▶ _YOUR OBJECTIVE_
Wherever the word "Waist" appears in a line, extract that line.

▶ _DATA FOR THIS TASK_
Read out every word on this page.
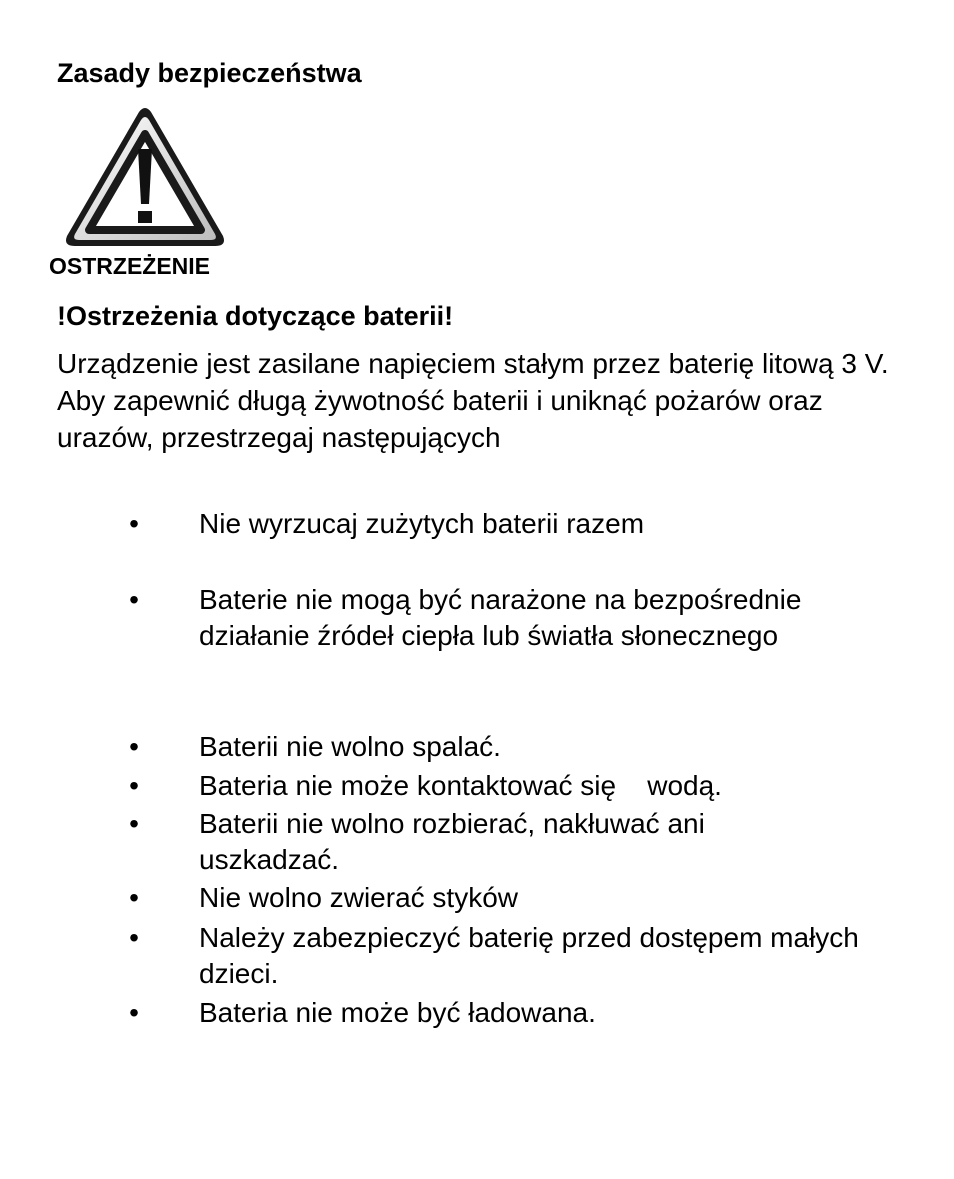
Zasady bezpieczeństwa
OSTRZEŻENIE
!Ostrzeżenia dotyczące baterii!
Urządzenie jest zasilane napięciem stałym przez baterię litową 3 V. Aby zapewnić długą żywotność baterii i uniknąć pożarów oraz urazów, przestrzegaj następujących
• Nie wyrzucaj zużytych baterii razem
• Baterie nie mogą być narażone na bezpośrednie działanie źródeł ciepła lub światła słonecznego
• Baterii nie wolno spalać.
• Bateria nie może kontaktować się    wodą.
• Baterii nie wolno rozbierać, nakłuwać ani uszkadzać.
• Nie wolno zwierać styków
• Należy zabezpieczyć baterię przed dostępem małych dzieci.
• Bateria nie może być ładowana.
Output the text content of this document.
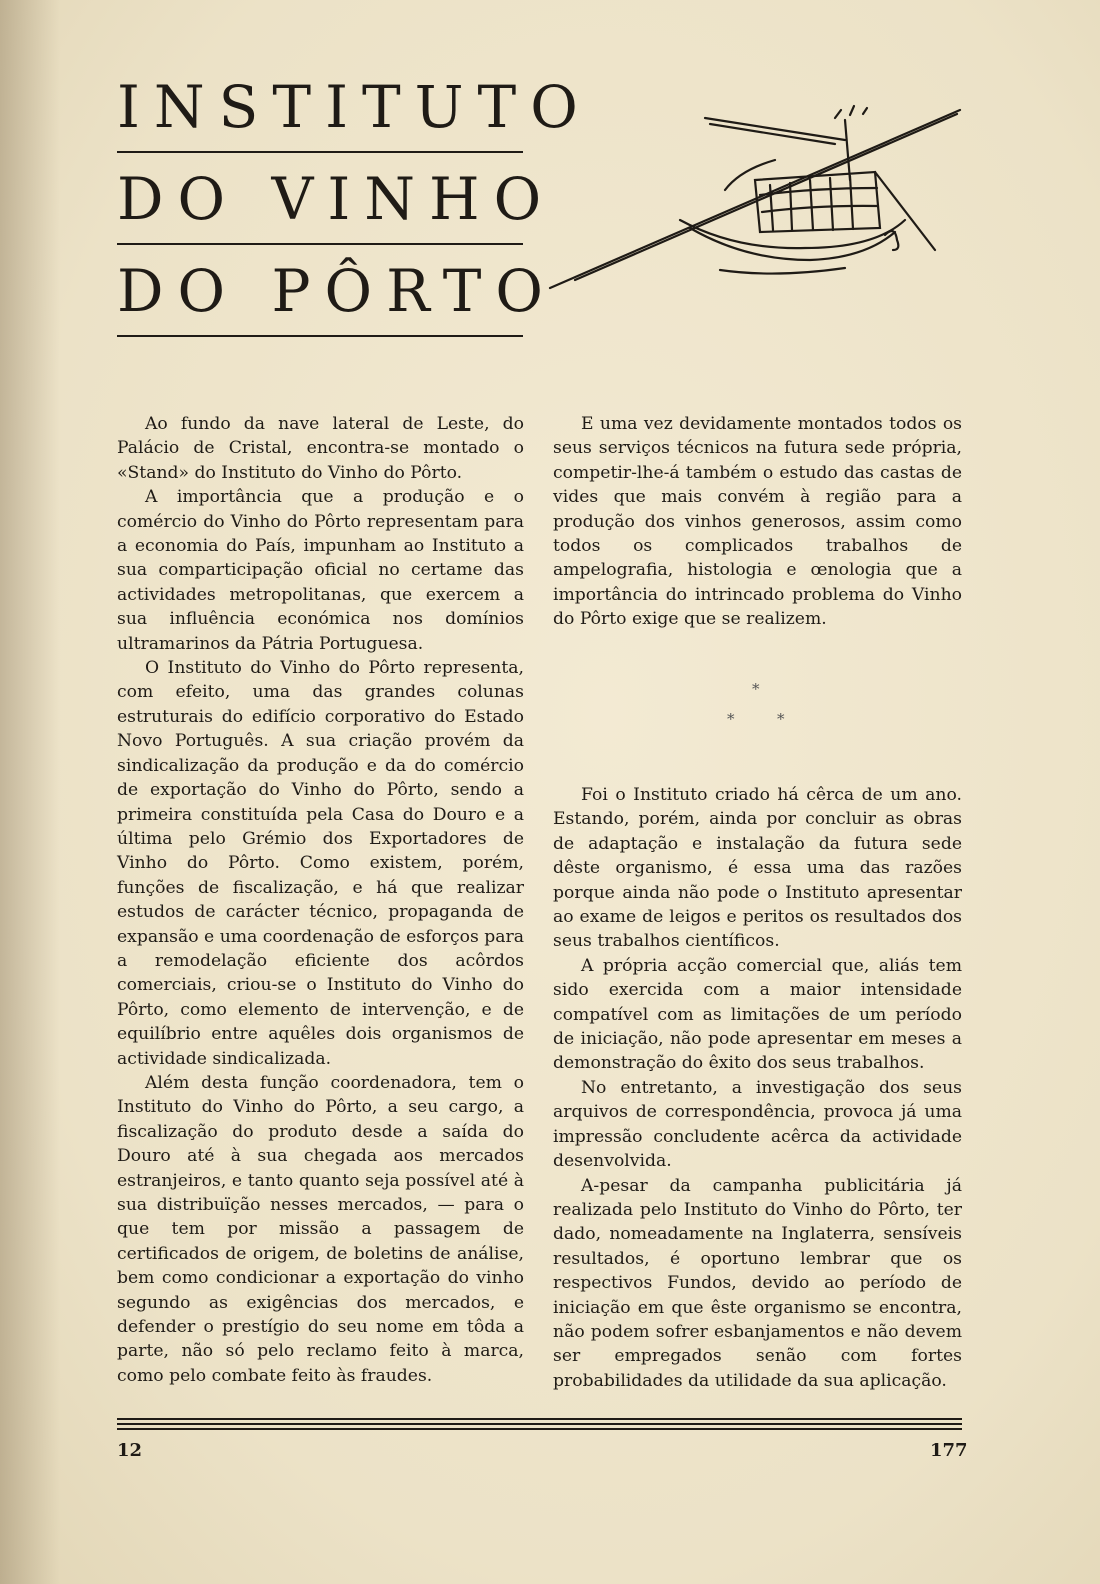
INSTITUTO
DO VINHO
DO PÔRTO

Ao fundo da nave lateral de Leste, do Palácio de Cristal, encontra-se montado o «Stand» do Instituto do Vinho do Pôrto.

A importância que a produção e o comércio do Vinho do Pôrto representam para a economia do País, impunham ao Instituto a sua comparticipação oficial no certame das actividades metropolitanas, que exercem a sua influência económica nos domínios ultramarinos da Pátria Portuguesa.

O Instituto do Vinho do Pôrto representa, com efeito, uma das grandes colunas estruturais do edifício corporativo do Estado Novo Português. A sua criação provém da sindicalização da produção e da do comércio de exportação do Vinho do Pôrto, sendo a primeira constituída pela Casa do Douro e a última pelo Grémio dos Exportadores de Vinho do Pôrto. Como existem, porém, funções de fiscalização, e há que realizar estudos de carácter técnico, propaganda de expansão e uma coordenação de esforços para a remodelação eficiente dos acôrdos comerciais, criou-se o Instituto do Vinho do Pôrto, como elemento de intervenção, e de equilíbrio entre aquêles dois organismos de actividade sindicalizada.

Além desta função coordenadora, tem o Instituto do Vinho do Pôrto, a seu cargo, a fiscalização do produto desde a saída do Douro até à sua chegada aos mercados estranjeiros, e tanto quanto seja possível até à sua distribuïção nesses mercados, — para o que tem por missão a passagem de certificados de origem, de boletins de análise, bem como condicionar a exportação do vinho segundo as exigências dos mercados, e defender o prestígio do seu nome em tôda a parte, não só pelo reclamo feito à marca, como pelo combate feito às fraudes.

E uma vez devidamente montados todos os seus serviços técnicos na futura sede própria, competir-lhe-á também o estudo das castas de vides que mais convém à região para a produção dos vinhos generosos, assim como todos os complicados trabalhos de ampelografia, histologia e œnologia que a importância do intrincado problema do Vinho do Pôrto exige que se realizem.

*
*	*

Foi o Instituto criado há cêrca de um ano. Estando, porém, ainda por concluir as obras de adaptação e instalação da futura sede dêste organismo, é essa uma das razões porque ainda não pode o Instituto apresentar ao exame de leigos e peritos os resultados dos seus trabalhos científicos.

A própria acção comercial que, aliás tem sido exercida com a maior intensidade compatível com as limitações de um período de iniciação, não pode apresentar em meses a demonstração do êxito dos seus trabalhos.

No entretanto, a investigação dos seus arquivos de correspondência, provoca já uma impressão concludente acêrca da actividade desenvolvida.

A-pesar da campanha publicitária já realizada pelo Instituto do Vinho do Pôrto, ter dado, nomeadamente na Inglaterra, sensíveis resultados, é oportuno lembrar que os respectivos Fundos, devido ao período de iniciação em que êste organismo se encontra, não podem sofrer esbanjamentos e não devem ser empregados senão com fortes probabilidades da utilidade da sua aplicação.

12	177
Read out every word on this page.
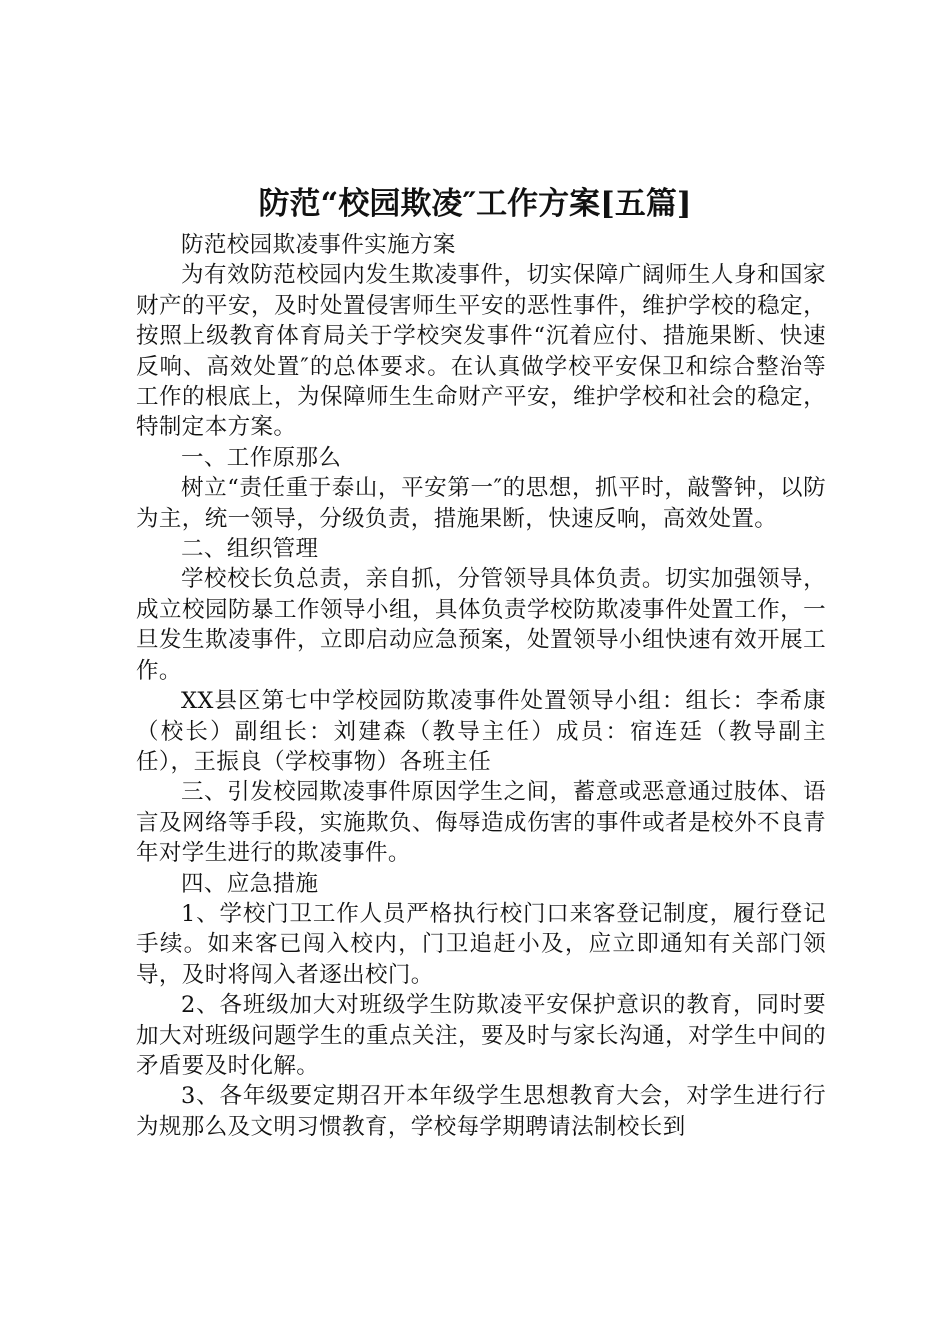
防范“校园欺凌″工作方案[五篇]

防范校园欺凌事件实施方案

为有效防范校园内发生欺凌事件，切实保障广阔师生人身和国家财产的平安，及时处置侵害师生平安的恶性事件，维护学校的稳定，按照上级教育体育局关于学校突发事件“沉着应付、措施果断、快速反响、高效处置″的总体要求。在认真做学校平安保卫和综合整治等工作的根底上，为保障师生生命财产平安，维护学校和社会的稳定，特制定本方案。

一、工作原那么

树立“责任重于泰山，平安第一″的思想，抓平时，敲警钟，以防为主，统一领导，分级负责，措施果断，快速反响，高效处置。

二、组织管理

学校校长负总责，亲自抓，分管领导具体负责。切实加强领导，成立校园防暴工作领导小组，具体负责学校防欺凌事件处置工作，一旦发生欺凌事件，立即启动应急预案，处置领导小组快速有效开展工作。

XX县区第七中学校园防欺凌事件处置领导小组：组长：李希康（校长）副组长：刘建森（教导主任）成员：宿连廷（教导副主任），王振良（学校事物）各班主任

三、引发校园欺凌事件原因学生之间，蓄意或恶意通过肢体、语言及网络等手段，实施欺负、侮辱造成伤害的事件或者是校外不良青年对学生进行的欺凌事件。

四、应急措施

1、学校门卫工作人员严格执行校门口来客登记制度，履行登记手续。如来客已闯入校内，门卫追赶小及，应立即通知有关部门领导，及时将闯入者逐出校门。

2、各班级加大对班级学生防欺凌平安保护意识的教育，同时要加大对班级问题学生的重点关注，要及时与家长沟通，对学生中间的矛盾要及时化解。

3、各年级要定期召开本年级学生思想教育大会，对学生进行行为规那么及文明习惯教育，学校每学期聘请法制校长到
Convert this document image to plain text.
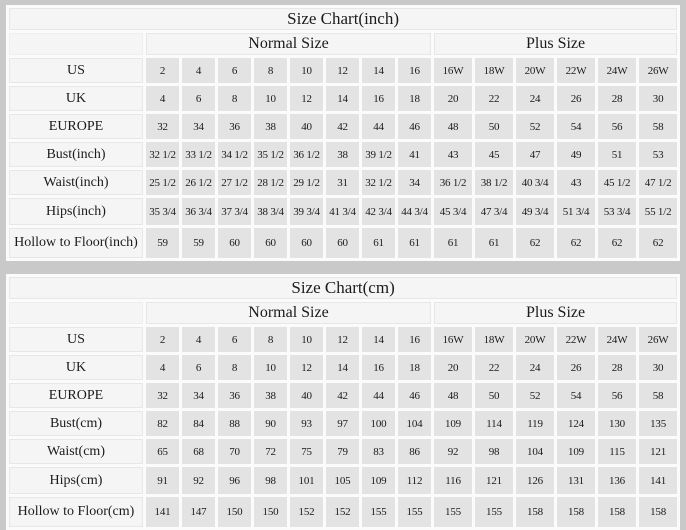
Size Chart(inch)														
	Normal Size								Plus Size					
US	2	4	6	8	10	12	14	16	16W	18W	20W	22W	24W	26W
UK	4	6	8	10	12	14	16	18	20	22	24	26	28	30
EUROPE	32	34	36	38	40	42	44	46	48	50	52	54	56	58
Bust(inch)	32 1/2	33 1/2	34 1/2	35 1/2	36 1/2	38	39 1/2	41	43	45	47	49	51	53
Waist(inch)	25 1/2	26 1/2	27 1/2	28 1/2	29 1/2	31	32 1/2	34	36 1/2	38 1/2	40 3/4	43	45 1/2	47 1/2
Hips(inch)	35 3/4	36 3/4	37 3/4	38 3/4	39 3/4	41 3/4	42 3/4	44 3/4	45 3/4	47 3/4	49 3/4	51 3/4	53 3/4	55 1/2
Hollow to Floor(inch)	59	59	60	60	60	60	61	61	61	61	62	62	62	62
Size Chart(cm)														
	Normal Size								Plus Size					
US	2	4	6	8	10	12	14	16	16W	18W	20W	22W	24W	26W
UK	4	6	8	10	12	14	16	18	20	22	24	26	28	30
EUROPE	32	34	36	38	40	42	44	46	48	50	52	54	56	58
Bust(cm)	82	84	88	90	93	97	100	104	109	114	119	124	130	135
Waist(cm)	65	68	70	72	75	79	83	86	92	98	104	109	115	121
Hips(cm)	91	92	96	98	101	105	109	112	116	121	126	131	136	141
Hollow to Floor(cm)	141	147	150	150	152	152	155	155	155	155	158	158	158	158
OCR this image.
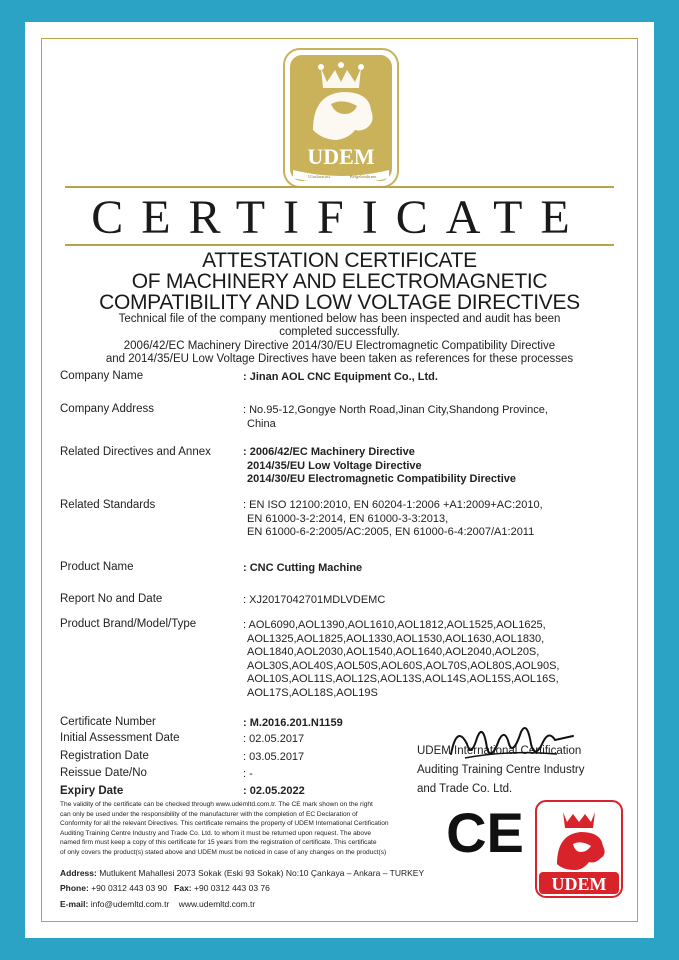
®
UDEM
Uluslararası	Belgelendirme
CERTIFICATE
ATTESTATION CERTIFICATE
OF MACHINERY AND ELECTROMAGNETIC
COMPATIBILITY AND LOW VOLTAGE DIRECTIVES
Technical file of the company mentioned below has been inspected and audit has been
completed successfully.
2006/42/EC Machinery Directive 2014/30/EU Electromagnetic Compatibility Directive
and 2014/35/EU Low Voltage Directives have been taken as references for these processes
Company Name	: Jinan AOL CNC Equipment Co., Ltd.
Company Address	: No.95-12,Gongye North Road,Jinan City,Shandong Province,
China
Related Directives and Annex	: 2006/42/EC Machinery Directive
2014/35/EU Low Voltage Directive
2014/30/EU Electromagnetic Compatibility Directive
Related Standards	: EN ISO 12100:2010, EN 60204-1:2006 +A1:2009+AC:2010,
EN 61000-3-2:2014, EN 61000-3-3:2013,
EN 61000-6-2:2005/AC:2005, EN 61000-6-4:2007/A1:2011
Product Name	: CNC Cutting Machine
Report No and Date	: XJ2017042701MDLVDEMC
Product Brand/Model/Type	: AOL6090,AOL1390,AOL1610,AOL1812,AOL1525,AOL1625,
AOL1325,AOL1825,AOL1330,AOL1530,AOL1630,AOL1830,
AOL1840,AOL2030,AOL1540,AOL1640,AOL2040,AOL20S,
AOL30S,AOL40S,AOL50S,AOL60S,AOL70S,AOL80S,AOL90S,
AOL10S,AOL11S,AOL12S,AOL13S,AOL14S,AOL15S,AOL16S,
AOL17S,AOL18S,AOL19S
Certificate Number	: M.2016.201.N1159
Initial Assessment Date	: 02.05.2017
Registration Date	: 03.05.2017
Reissue Date/No	: -
Expiry Date	: 02.05.2022
UDEM International Certification
Auditing Training Centre Industry
and Trade Co. Ltd.
The validity of the certificate can be checked through www.udemltd.com.tr. The CE mark shown on the right
can only be used under the responsibility of the manufacturer with the completion of EC Declaration of
Conformity for all the relevant Directives. This certificate remains the property of UDEM International Certification
Auditing Training Centre Industry and Trade Co. Ltd. to whom it must be returned upon request. The above
named firm must keep a copy of this certificate for 15 years from the registration of certificate. This certificate
of only covers the product(s) stated above and UDEM must be noticed in case of any changes on the product(s)
Address: Mutlukent Mahallesi 2073 Sokak (Eski 93 Sokak) No:10 Çankaya – Ankara – TURKEY
Phone: +90 0312 443 03 90 Fax: +90 0312 443 03 76
E-mail: info@udemltd.com.tr www.udemltd.com.tr
CE
UDEM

▶ _TASK RESULT_
Waist(inch)	25 1/2	26 1/2	27 1/2	28 1/2	29 1/2	31	32 1/2	34	36 1/2	38 1/2	40 3/4	43	45 1/2	47 1/2
Waist(cm)	65	68	70	72	75	79	83	86	92	98	104	109	115	121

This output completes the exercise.